• THE REQUEST
Type out all the records word for word. Any pictures are to be left out.

:::

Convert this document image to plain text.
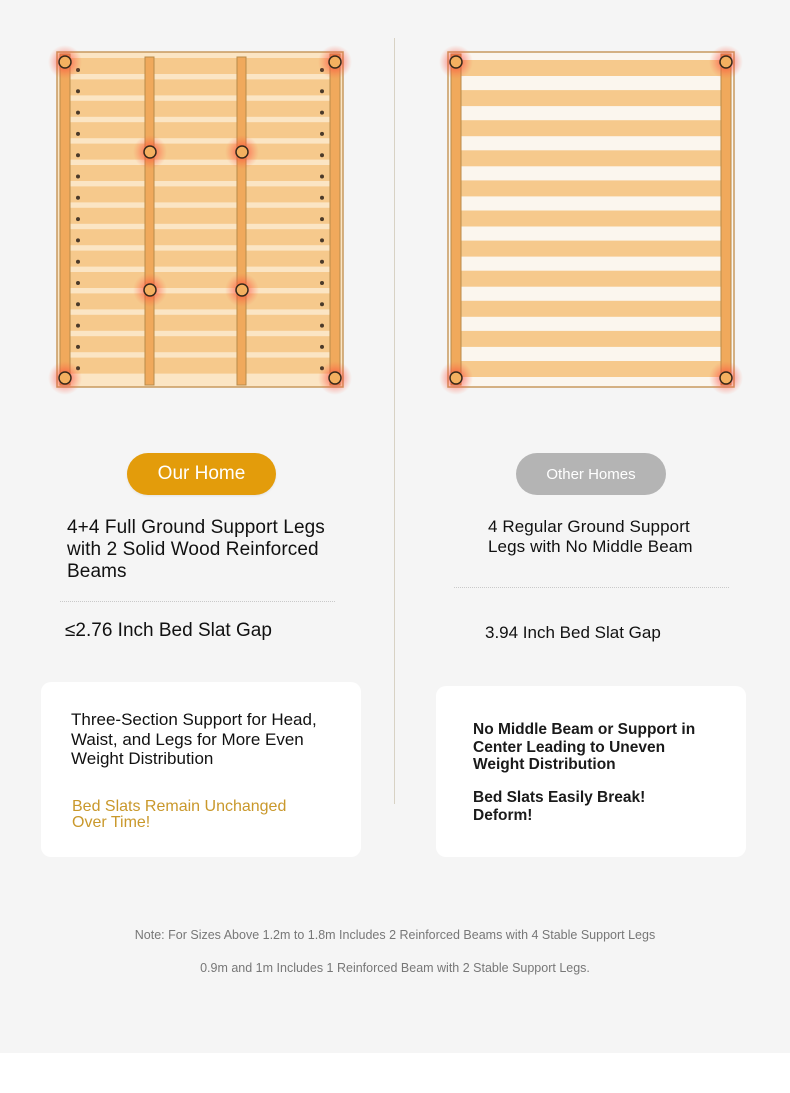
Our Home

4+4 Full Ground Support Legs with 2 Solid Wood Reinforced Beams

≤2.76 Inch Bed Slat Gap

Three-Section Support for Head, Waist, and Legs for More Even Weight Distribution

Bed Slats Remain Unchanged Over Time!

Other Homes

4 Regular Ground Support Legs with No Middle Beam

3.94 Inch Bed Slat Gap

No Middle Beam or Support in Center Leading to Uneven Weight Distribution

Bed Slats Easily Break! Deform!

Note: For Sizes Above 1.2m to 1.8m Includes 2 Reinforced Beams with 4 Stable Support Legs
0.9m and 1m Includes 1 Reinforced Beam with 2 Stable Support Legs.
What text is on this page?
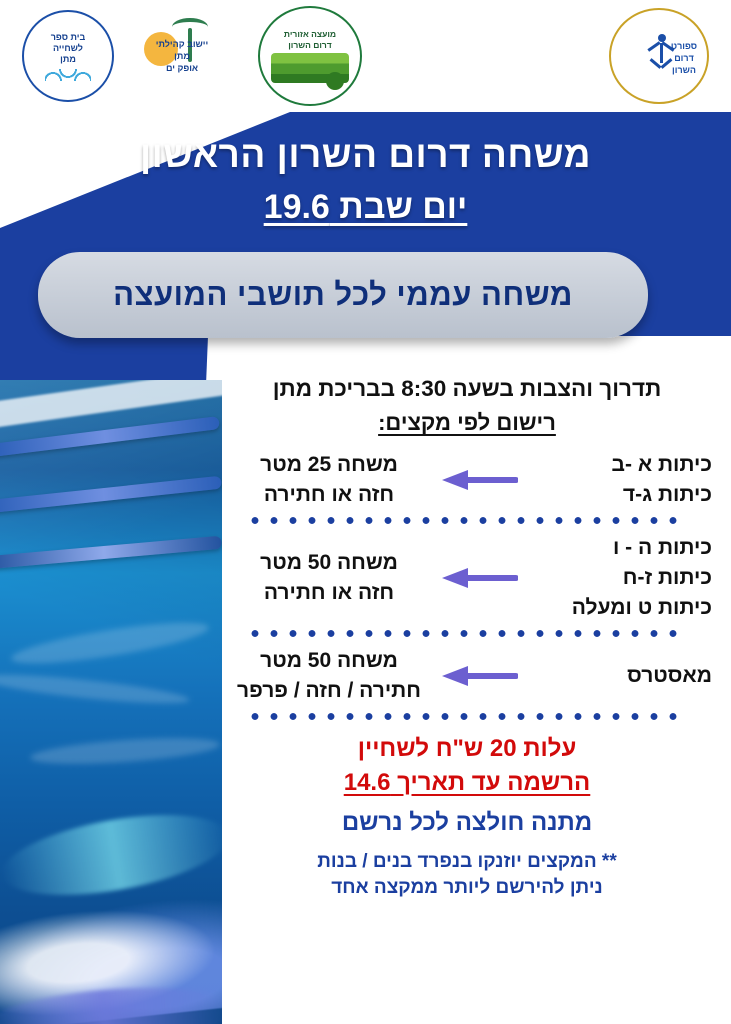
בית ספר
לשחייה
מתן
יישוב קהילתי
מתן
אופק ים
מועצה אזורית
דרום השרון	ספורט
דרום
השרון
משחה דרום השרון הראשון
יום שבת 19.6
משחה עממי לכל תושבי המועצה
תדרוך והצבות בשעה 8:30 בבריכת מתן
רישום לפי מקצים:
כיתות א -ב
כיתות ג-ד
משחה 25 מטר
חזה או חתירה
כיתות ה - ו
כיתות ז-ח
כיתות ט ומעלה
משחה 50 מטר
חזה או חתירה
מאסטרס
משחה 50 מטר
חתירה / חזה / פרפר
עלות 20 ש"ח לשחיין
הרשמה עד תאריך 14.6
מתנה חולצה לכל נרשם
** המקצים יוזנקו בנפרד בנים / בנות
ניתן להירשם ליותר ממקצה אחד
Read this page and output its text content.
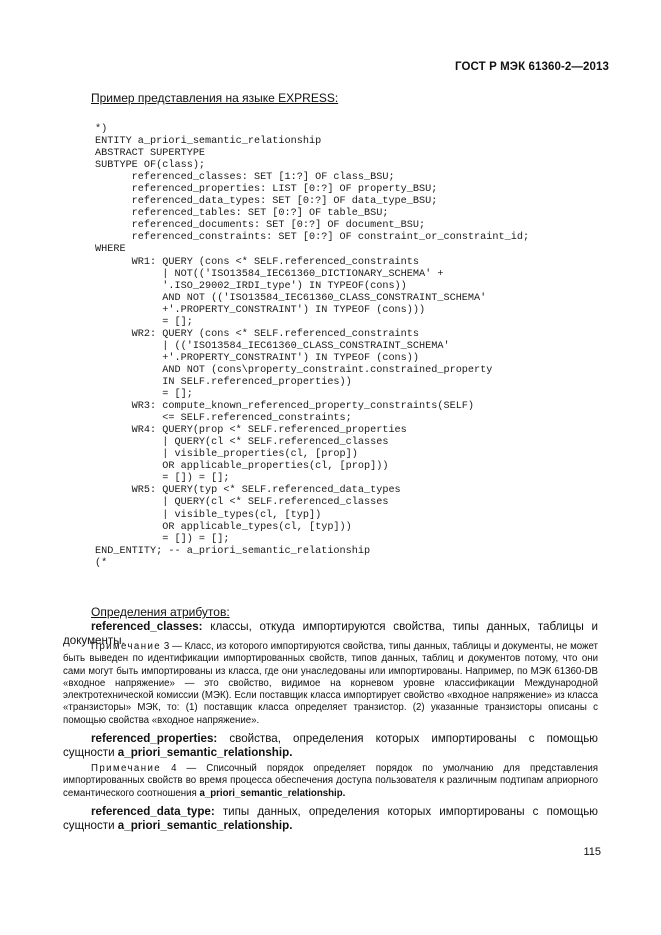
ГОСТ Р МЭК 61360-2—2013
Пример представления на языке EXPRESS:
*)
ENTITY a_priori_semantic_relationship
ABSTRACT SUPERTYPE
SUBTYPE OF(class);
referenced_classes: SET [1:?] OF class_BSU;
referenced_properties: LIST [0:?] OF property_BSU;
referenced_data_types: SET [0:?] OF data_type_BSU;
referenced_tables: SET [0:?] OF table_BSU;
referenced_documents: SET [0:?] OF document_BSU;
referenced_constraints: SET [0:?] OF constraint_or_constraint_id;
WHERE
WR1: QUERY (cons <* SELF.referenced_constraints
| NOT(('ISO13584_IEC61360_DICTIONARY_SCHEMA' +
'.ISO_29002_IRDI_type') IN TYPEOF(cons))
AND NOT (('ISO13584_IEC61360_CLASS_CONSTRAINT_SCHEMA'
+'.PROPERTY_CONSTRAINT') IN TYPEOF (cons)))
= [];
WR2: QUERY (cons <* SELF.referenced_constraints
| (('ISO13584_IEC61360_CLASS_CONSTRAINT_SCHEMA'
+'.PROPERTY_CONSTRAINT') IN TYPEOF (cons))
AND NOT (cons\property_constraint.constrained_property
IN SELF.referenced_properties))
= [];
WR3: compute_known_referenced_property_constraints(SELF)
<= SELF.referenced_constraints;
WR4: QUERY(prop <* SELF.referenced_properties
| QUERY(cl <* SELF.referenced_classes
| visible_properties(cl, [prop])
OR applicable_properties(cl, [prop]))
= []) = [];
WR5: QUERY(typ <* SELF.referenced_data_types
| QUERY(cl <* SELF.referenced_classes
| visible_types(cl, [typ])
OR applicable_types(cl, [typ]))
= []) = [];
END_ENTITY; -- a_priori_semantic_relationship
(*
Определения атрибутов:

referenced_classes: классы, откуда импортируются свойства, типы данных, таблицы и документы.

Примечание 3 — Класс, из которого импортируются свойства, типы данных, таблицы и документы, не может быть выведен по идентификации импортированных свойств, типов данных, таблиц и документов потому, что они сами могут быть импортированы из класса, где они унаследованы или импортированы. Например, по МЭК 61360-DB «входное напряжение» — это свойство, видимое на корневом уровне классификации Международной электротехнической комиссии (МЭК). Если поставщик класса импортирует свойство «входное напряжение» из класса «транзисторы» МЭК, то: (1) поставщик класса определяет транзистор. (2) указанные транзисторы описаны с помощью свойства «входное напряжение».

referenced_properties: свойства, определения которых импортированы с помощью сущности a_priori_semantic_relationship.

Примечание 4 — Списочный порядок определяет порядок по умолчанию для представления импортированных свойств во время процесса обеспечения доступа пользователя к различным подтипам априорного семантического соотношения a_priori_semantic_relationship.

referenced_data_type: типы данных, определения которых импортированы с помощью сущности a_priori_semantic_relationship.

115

:::

• EXERCISE SOLUTION
Convert this document image to plain text.
Our Home

4+4 Full Ground Support Legs with 2 Solid Wood Reinforced Beams

≤2.76 Inch Bed Slat Gap

Three-Section Support for Head, Waist, and Legs for More Even Weight Distribution

Bed Slats Remain Unchanged Over Time!

Other Homes

4 Regular Ground Support Legs with No Middle Beam

3.94 Inch Bed Slat Gap

No Middle Beam or Support in Center Leading to Uneven Weight Distribution

Bed Slats Easily Break! Deform!

Note: For Sizes Above 1.2m to 1.8m Includes 2 Reinforced Beams with 4 Stable Support Legs
0.9m and 1m Includes 1 Reinforced Beam with 2 Stable Support Legs.
What text is on this page?
בית ספר
לשחייה
מתן
יישוב קהילתי
מתן
אופק ים
מועצה אזורית
דרום השרון	ספורט
דרום
השרון
משחה דרום השרון הראשון
יום שבת 19.6
משחה עממי לכל תושבי המועצה
תדרוך והצבות בשעה 8:30 בבריכת מתן
רישום לפי מקצים:
כיתות א -ב
כיתות ג-ד
משחה 25 מטר
חזה או חתירה
כיתות ה - ו
כיתות ז-ח
כיתות ט ומעלה
משחה 50 מטר
חזה או חתירה
מאסטרס
משחה 50 מטר
חתירה / חזה / פרפר
עלות 20 ש"ח לשחיין
הרשמה עד תאריך 14.6
מתנה חולצה לכל נרשם
** המקצים יוזנקו בנפרד בנים / בנות
ניתן להירשם ליותר ממקצה אחד
Read this page and output its text content.
ГОСТ Р МЭК 61360-2—2013
Пример представления на языке EXPRESS:
*)
ENTITY a_priori_semantic_relationship
ABSTRACT SUPERTYPE
SUBTYPE OF(class);
referenced_classes: SET [1:?] OF class_BSU;
referenced_properties: LIST [0:?] OF property_BSU;
referenced_data_types: SET [0:?] OF data_type_BSU;
referenced_tables: SET [0:?] OF table_BSU;
referenced_documents: SET [0:?] OF document_BSU;
referenced_constraints: SET [0:?] OF constraint_or_constraint_id;
WHERE
WR1: QUERY (cons <* SELF.referenced_constraints
| NOT(('ISO13584_IEC61360_DICTIONARY_SCHEMA' +
'.ISO_29002_IRDI_type') IN TYPEOF(cons))
AND NOT (('ISO13584_IEC61360_CLASS_CONSTRAINT_SCHEMA'
+'.PROPERTY_CONSTRAINT') IN TYPEOF (cons)))
= [];
WR2: QUERY (cons <* SELF.referenced_constraints
| (('ISO13584_IEC61360_CLASS_CONSTRAINT_SCHEMA'
+'.PROPERTY_CONSTRAINT') IN TYPEOF (cons))
AND NOT (cons\property_constraint.constrained_property
IN SELF.referenced_properties))
= [];
WR3: compute_known_referenced_property_constraints(SELF)
<= SELF.referenced_constraints;
WR4: QUERY(prop <* SELF.referenced_properties
| QUERY(cl <* SELF.referenced_classes
| visible_properties(cl, [prop])
OR applicable_properties(cl, [prop]))
= []) = [];
WR5: QUERY(typ <* SELF.referenced_data_types
| QUERY(cl <* SELF.referenced_classes
| visible_types(cl, [typ])
OR applicable_types(cl, [typ]))
= []) = [];
END_ENTITY; -- a_priori_semantic_relationship
(*
Определения атрибутов:

referenced_classes: классы, откуда импортируются свойства, типы данных, таблицы и документы.

Примечание 3 — Класс, из которого импортируются свойства, типы данных, таблицы и документы, не может быть выведен по идентификации импортированных свойств, типов данных, таблиц и документов потому, что они сами могут быть импортированы из класса, где они унаследованы или импортированы. Например, по МЭК 61360-DB «входное напряжение» — это свойство, видимое на корневом уровне классификации Международной электротехнической комиссии (МЭК). Если поставщик класса импортирует свойство «входное напряжение» из класса «транзисторы» МЭК, то: (1) поставщик класса определяет транзистор. (2) указанные транзисторы описаны с помощью свойства «входное напряжение».

referenced_properties: свойства, определения которых импортированы с помощью сущности a_priori_semantic_relationship.

Примечание 4 — Списочный порядок определяет порядок по умолчанию для представления импортированных свойств во время процесса обеспечения доступа пользователя к различным подтипам априорного семантического соотношения a_priori_semantic_relationship.

referenced_data_type: типы данных, определения которых импортированы с помощью сущности a_priori_semantic_relationship.

115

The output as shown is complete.